GIVEN EXERCISE: For the data below, work out how many lines contain the word "scale" and supply only that number.

RECORDS TO USE:
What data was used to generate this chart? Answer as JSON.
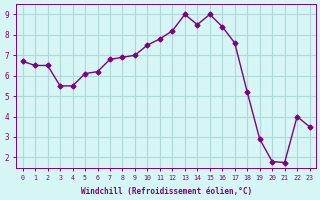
{
  "x": [
    0,
    1,
    2,
    3,
    4,
    5,
    6,
    7,
    8,
    9,
    10,
    11,
    12,
    13,
    14,
    15,
    16,
    17,
    18,
    19,
    20,
    21,
    22,
    23
  ],
  "y": [
    6.7,
    6.5,
    6.5,
    5.5,
    5.5,
    6.1,
    6.2,
    6.8,
    6.9,
    7.0,
    7.5,
    7.8,
    8.2,
    9.0,
    8.5,
    9.0,
    8.4,
    7.6,
    5.2,
    2.9,
    1.8,
    1.75,
    4.0,
    3.5
  ],
  "line_color": "#800080",
  "marker": "D",
  "marker_size": 2.5,
  "bg_color": "#d6f5f5",
  "grid_color": "#b0d8d8",
  "xlabel": "Windchill (Refroidissement éolien,°C)",
  "xlabel_color": "#800080",
  "tick_color": "#800080",
  "ylim": [
    1.5,
    9.5
  ],
  "xlim": [
    -0.5,
    23.5
  ],
  "yticks": [
    2,
    3,
    4,
    5,
    6,
    7,
    8,
    9
  ],
  "xticks": [
    0,
    1,
    2,
    3,
    4,
    5,
    6,
    7,
    8,
    9,
    10,
    11,
    12,
    13,
    14,
    15,
    16,
    17,
    18,
    19,
    20,
    21,
    22,
    23
  ]
}
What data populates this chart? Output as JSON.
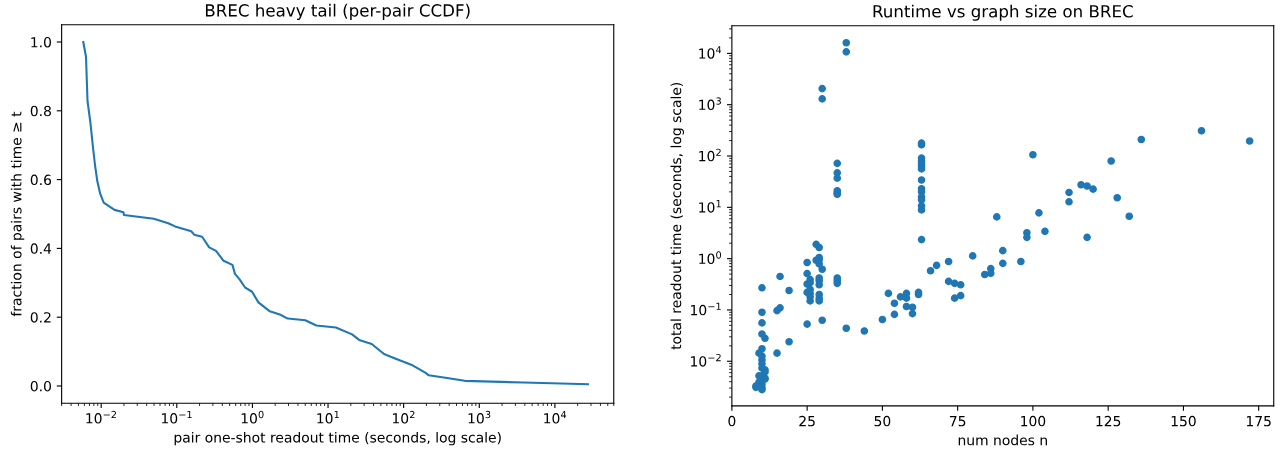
{
  "chart_data": [
    {
      "type": "line",
      "title": "BREC heavy tail (per-pair CCDF)",
      "xlabel": "pair one-shot readout time (seconds, log scale)",
      "ylabel": "fraction of pairs with time ≥ t",
      "log": "x",
      "color": "#1f77b4",
      "x": [
        0.0058,
        0.0063,
        0.0066,
        0.0072,
        0.0078,
        0.0083,
        0.0089,
        0.0097,
        0.0108,
        0.015,
        0.0197,
        0.02,
        0.0497,
        0.077,
        0.095,
        0.155,
        0.17,
        0.216,
        0.268,
        0.33,
        0.415,
        0.544,
        0.588,
        0.677,
        0.795,
        0.99,
        1.2,
        1.7,
        2.35,
        2.93,
        5.0,
        7.0,
        12.7,
        20.8,
        25.8,
        37.8,
        55,
        77,
        126,
        193,
        215,
        414,
        641,
        3860,
        27300
      ],
      "values": [
        1.0,
        0.957,
        0.828,
        0.766,
        0.693,
        0.641,
        0.595,
        0.559,
        0.533,
        0.512,
        0.505,
        0.497,
        0.486,
        0.473,
        0.464,
        0.45,
        0.44,
        0.434,
        0.403,
        0.393,
        0.364,
        0.352,
        0.326,
        0.31,
        0.287,
        0.274,
        0.243,
        0.217,
        0.207,
        0.196,
        0.191,
        0.176,
        0.17,
        0.15,
        0.134,
        0.122,
        0.093,
        0.08,
        0.062,
        0.039,
        0.031,
        0.022,
        0.015,
        0.01,
        0.005
      ],
      "xlim": [
        0.003,
        60000
      ],
      "ylim": [
        -0.05,
        1.05
      ],
      "xticks": [
        {
          "value": 0.01,
          "label": "10$^{−2}$"
        },
        {
          "value": 0.1,
          "label": "10$^{−1}$"
        },
        {
          "value": 1,
          "label": "10$^{0}$"
        },
        {
          "value": 10,
          "label": "10$^{1}$"
        },
        {
          "value": 100,
          "label": "10$^{2}$"
        },
        {
          "value": 1000,
          "label": "10$^{3}$"
        },
        {
          "value": 10000,
          "label": "10$^{4}$"
        }
      ],
      "yticks": [
        {
          "value": 0.0,
          "label": "0.0"
        },
        {
          "value": 0.2,
          "label": "0.2"
        },
        {
          "value": 0.4,
          "label": "0.4"
        },
        {
          "value": 0.6,
          "label": "0.6"
        },
        {
          "value": 0.8,
          "label": "0.8"
        },
        {
          "value": 1.0,
          "label": "1.0"
        }
      ]
    },
    {
      "type": "scatter",
      "title": "Runtime vs graph size on BREC",
      "xlabel": "num nodes n",
      "ylabel": "total readout time (seconds, log scale)",
      "log": "y",
      "marker": "circle",
      "color": "#1f77b4",
      "x": [
        30,
        30,
        38,
        38,
        35,
        35,
        35,
        35,
        35,
        35,
        63,
        63,
        63,
        63,
        63,
        63,
        63,
        63,
        63,
        63,
        63,
        63,
        63,
        63,
        63,
        100,
        88,
        102,
        104,
        98,
        98,
        112,
        112,
        116,
        118,
        120,
        126,
        128,
        132,
        136,
        156,
        172,
        118,
        90,
        90,
        96,
        80,
        72,
        68,
        66,
        72,
        74,
        76,
        74,
        76,
        84,
        86,
        86,
        62,
        62,
        58,
        58,
        58,
        56,
        54,
        54,
        52,
        60,
        60,
        50,
        44,
        38,
        30,
        28,
        29,
        29,
        29,
        28,
        30,
        29,
        29,
        29,
        29,
        29,
        29,
        29,
        25,
        25,
        25,
        26,
        26,
        26,
        26,
        26,
        26,
        25,
        25,
        35,
        35,
        35,
        16,
        19,
        16,
        15,
        19,
        15,
        10,
        10,
        10,
        10,
        11,
        10,
        9,
        10,
        10,
        10,
        10,
        11,
        11,
        10,
        9,
        11,
        9,
        10,
        8,
        8,
        10,
        10,
        11
      ],
      "values": [
        2060,
        1300,
        16100,
        10700,
        72,
        47,
        37,
        21,
        19,
        18,
        178,
        166,
        91,
        79,
        70,
        63,
        56,
        34,
        23,
        20,
        16,
        14,
        10.7,
        8.9,
        2.35,
        106,
        6.5,
        7.8,
        3.4,
        3.2,
        2.6,
        19.5,
        12.8,
        27.5,
        26,
        22.6,
        80,
        15.4,
        6.7,
        210,
        310,
        196,
        2.6,
        1.43,
        0.81,
        0.88,
        1.13,
        0.88,
        0.74,
        0.58,
        0.36,
        0.33,
        0.31,
        0.17,
        0.19,
        0.49,
        0.64,
        0.52,
        0.22,
        0.2,
        0.21,
        0.17,
        0.117,
        0.18,
        0.135,
        0.082,
        0.21,
        0.113,
        0.085,
        0.065,
        0.039,
        0.044,
        0.063,
        1.9,
        1.65,
        1.05,
        0.95,
        0.93,
        0.62,
        0.79,
        0.42,
        0.37,
        0.31,
        0.2,
        0.17,
        0.15,
        0.84,
        0.51,
        0.32,
        0.34,
        0.39,
        0.25,
        0.21,
        0.18,
        0.15,
        0.22,
        0.053,
        0.42,
        0.37,
        0.33,
        0.45,
        0.24,
        0.11,
        0.097,
        0.024,
        0.0144,
        0.27,
        0.09,
        0.056,
        0.034,
        0.028,
        0.0175,
        0.0144,
        0.0126,
        0.0106,
        0.0089,
        0.0074,
        0.0068,
        0.0062,
        0.0052,
        0.0052,
        0.0047,
        0.0039,
        0.0036,
        0.0033,
        0.0031,
        0.0031,
        0.0028,
        0.0045
      ],
      "xlim": [
        0,
        180
      ],
      "ylim": [
        0.00135,
        34600
      ],
      "xticks": [
        0,
        25,
        50,
        75,
        100,
        125,
        150,
        175
      ],
      "yticks": [
        {
          "value": 0.01,
          "label": "10$^{−2}$"
        },
        {
          "value": 0.1,
          "label": "10$^{−1}$"
        },
        {
          "value": 1,
          "label": "10$^{0}$"
        },
        {
          "value": 10,
          "label": "10$^{1}$"
        },
        {
          "value": 100,
          "label": "10$^{2}$"
        },
        {
          "value": 1000,
          "label": "10$^{3}$"
        },
        {
          "value": 10000,
          "label": "10$^{4}$"
        }
      ]
    }
  ]
}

COMPLETED TASK: 2